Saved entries
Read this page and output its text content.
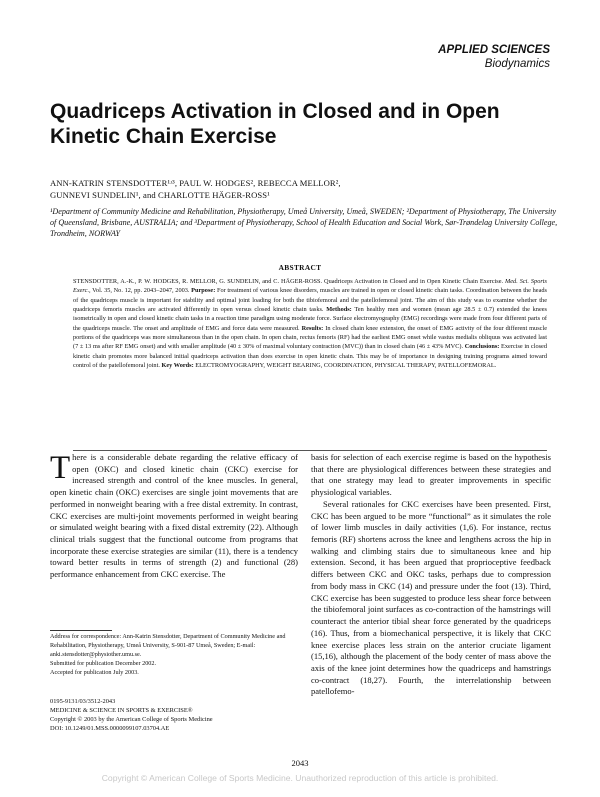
APPLIED SCIENCES
Biodynamics
Quadriceps Activation in Closed and in Open Kinetic Chain Exercise
ANN-KATRIN STENSDOTTER¹ʴ³, PAUL W. HODGES², REBECCA MELLOR²,
GUNNEVI SUNDELIN¹, and CHARLOTTE HÄGER-ROSS¹
¹Department of Community Medicine and Rehabilitation, Physiotherapy, Umeå University, Umeå, SWEDEN; ²Department of Physiotherapy, The University of Queensland, Brisbane, AUSTRALIA; and ³Department of Physiotherapy, School of Health Education and Social Work, Sør-Trøndelag University College, Trondheim, NORWAY
ABSTRACT
STENSDOTTER, A.-K., P. W. HODGES, R. MELLOR, G. SUNDELIN, and C. HÄGER-ROSS. Quadriceps Activation in Closed and in Open Kinetic Chain Exercise. Med. Sci. Sports Exerc., Vol. 35, No. 12, pp. 2043–2047, 2003. Purpose: For treatment of various knee disorders, muscles are trained in open or closed kinetic chain tasks. Coordination between the heads of the quadriceps muscle is important for stability and optimal joint loading for both the tibiofemoral and the patellofemoral joint. The aim of this study was to examine whether the quadriceps femoris muscles are activated differently in open versus closed kinetic chain tasks. Methods: Ten healthy men and women (mean age 28.5 ± 0.7) extended the knees isometrically in open and closed kinetic chain tasks in a reaction time paradigm using moderate force. Surface electromyography (EMG) recordings were made from four different parts of the quadriceps muscle. The onset and amplitude of EMG and force data were measured. Results: In closed chain knee extension, the onset of EMG activity of the four different muscle portions of the quadriceps was more simultaneous than in the open chain. In open chain, rectus femoris (RF) had the earliest EMG onset while vastus medialis obliquus was activated last (7 ± 13 ms after RF EMG onset) and with smaller amplitude (40 ± 30% of maximal voluntary contraction (MVC)) than in closed chain (46 ± 43% MVC). Conclusions: Exercise in closed kinetic chain promotes more balanced initial quadriceps activation than does exercise in open kinetic chain. This may be of importance in designing training programs aimed toward control of the patellofemoral joint. Key Words: ELECTROMYOGRAPHY, WEIGHT BEARING, COORDINATION, PHYSICAL THERAPY, PATELLOFEMORAL.

There is a considerable debate regarding the relative efficacy of open (OKC) and closed kinetic chain (CKC) exercise for increased strength and control of the knee muscles. In general, open kinetic chain (OKC) exercises are single joint movements that are performed in nonweight bearing with a free distal extremity. In contrast, CKC exercises are multi-joint movements performed in weight bearing or simulated weight bearing with a fixed distal extremity (22). Although clinical trials suggest that the functional outcome from programs that incorporate these exercise strategies are similar (11), there is a tendency toward better results in terms of strength (2) and functional (28) performance enhancement from CKC exercise. The

basis for selection of each exercise regime is based on the hypothesis that there are physiological differences between these strategies and that one strategy may lead to greater improvements in specific physiological variables.

Several rationales for CKC exercises have been presented. First, CKC has been argued to be more “functional” as it simulates the role of lower limb muscles in daily activities (1,6). For instance, rectus femoris (RF) shortens across the knee and lengthens across the hip in walking and climbing stairs due to simultaneous knee and hip extension. Second, it has been argued that proprioceptive feedback differs between CKC and OKC tasks, perhaps due to compression from body mass in CKC (14) and pressure under the foot (13). Third, CKC exercise has been suggested to produce less shear force between the tibiofemoral joint surfaces as co-contraction of the hamstrings will counteract the anterior tibial shear force generated by the quadriceps (16). Thus, from a biomechanical perspective, it is likely that CKC knee exercise places less strain on the anterior cruciate ligament (15,16), although the placement of the body center of mass above the axis of the knee joint determines how the quadriceps and hamstrings co-contract (18,27). Fourth, the interrelationship between patellofemo-

Address for correspondence: Ann-Katrin Stensdotter, Department of Community Medicine and Rehabilitation, Physiotherapy, Umeå University, S-901-87 Umeå, Sweden; E-mail: anki.stensdotter@physiother.umu.se.
Submitted for publication December 2002.
Accepted for publication July 2003.
0195-9131/03/3512-2043
MEDICINE & SCIENCE IN SPORTS & EXERCISE®
Copyright © 2003 by the American College of Sports Medicine
DOI: 10.1249/01.MSS.0000099107.03704.AE
2043
Copyright © American College of Sports Medicine. Unauthorized reproduction of this article is prohibited.
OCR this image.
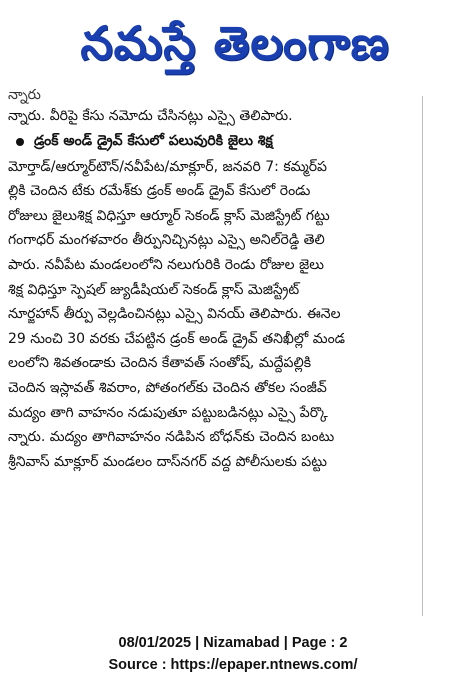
నమస్తే తెలంగాణ
న్నారు
న్నారు. వీరిపై కేసు నమోదు చేసినట్లు ఎస్సై తెలిపారు.
డ్రంక్ అండ్ డ్రైవ్ కేసులో పలువురికి జైలు శిక్ష
మోర్తాడ్/ఆర్మూర్‌టౌన్/నవీపేట/మాక్లూర్, జనవరి 7: కమ్మర్‌ప
ల్లికి చెందిన టేకు రమేశ్‌కు డ్రంక్ అండ్ డ్రైవ్ కేసులో రెండు
రోజులు జైలుశిక్ష విధిస్తూ ఆర్మూర్ సెకండ్ క్లాస్ మెజిస్ట్రేట్ గట్టు
గంగాధర్ మంగళవారం తీర్పునిచ్చినట్లు ఎస్సై అనిల్‌రెడ్డి తెలి
పారు. నవీపేట మండలంలోని నలుగురికి రెండు రోజుల జైలు
శిక్ష విధిస్తూ స్పెషల్ జ్యుడీషియల్ సెకండ్ క్లాస్ మెజిస్ట్రేట్
నూర్జహాన్ తీర్పు వెల్లడించినట్లు ఎస్సై వినయ్ తెలిపారు. ఈనెల
29 నుంచి 30 వరకు చేపట్టిన డ్రంక్ అండ్ డ్రైవ్ తనిఖీల్లో మండ
లంలోని శివతండాకు చెందిన కేతావత్ సంతోష్, మద్దేపల్లికి
చెందిన ఇస్లావత్ శివరాం, పోతంగల్‌కు చెందిన తోకల సంజీవ్
మద్యం తాగి వాహనం నడుపుతూ పట్టుబడినట్లు ఎస్సై పేర్కొ
న్నారు. మద్యం తాగివాహనం నడిపిన బోధన్‌కు చెందిన బంటు
శ్రీనివాస్ మాక్లూర్ మండలం దాస్‌నగర్ వద్ద పోలీసులకు పట్టు
08/01/2025 | Nizamabad | Page : 2
Source : https://epaper.ntnews.com/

#### EXERCISE DIRECTIONS
Copy each line in the data that holds the word "Rehabilitation".

#### EXERCISE RESULT
¹Department of Community Medicine and Rehabilitation, Physiotherapy, Umeå University, Umeå, SWEDEN; ²Department of Physiotherapy, The University of Queensland, Brisbane, AUSTRALIA; and ³Department of Physiotherapy, School of Health Education and Social Work, Sør-Trøndelag University College, Trondheim, NORWAY
Address for correspondence: Ann-Katrin Stensdotter, Department of Community Medicine and Rehabilitation, Physiotherapy, Umeå University, S-901-87 Umeå, Sweden; E-mail: anki.stensdotter@physiother.umu.se.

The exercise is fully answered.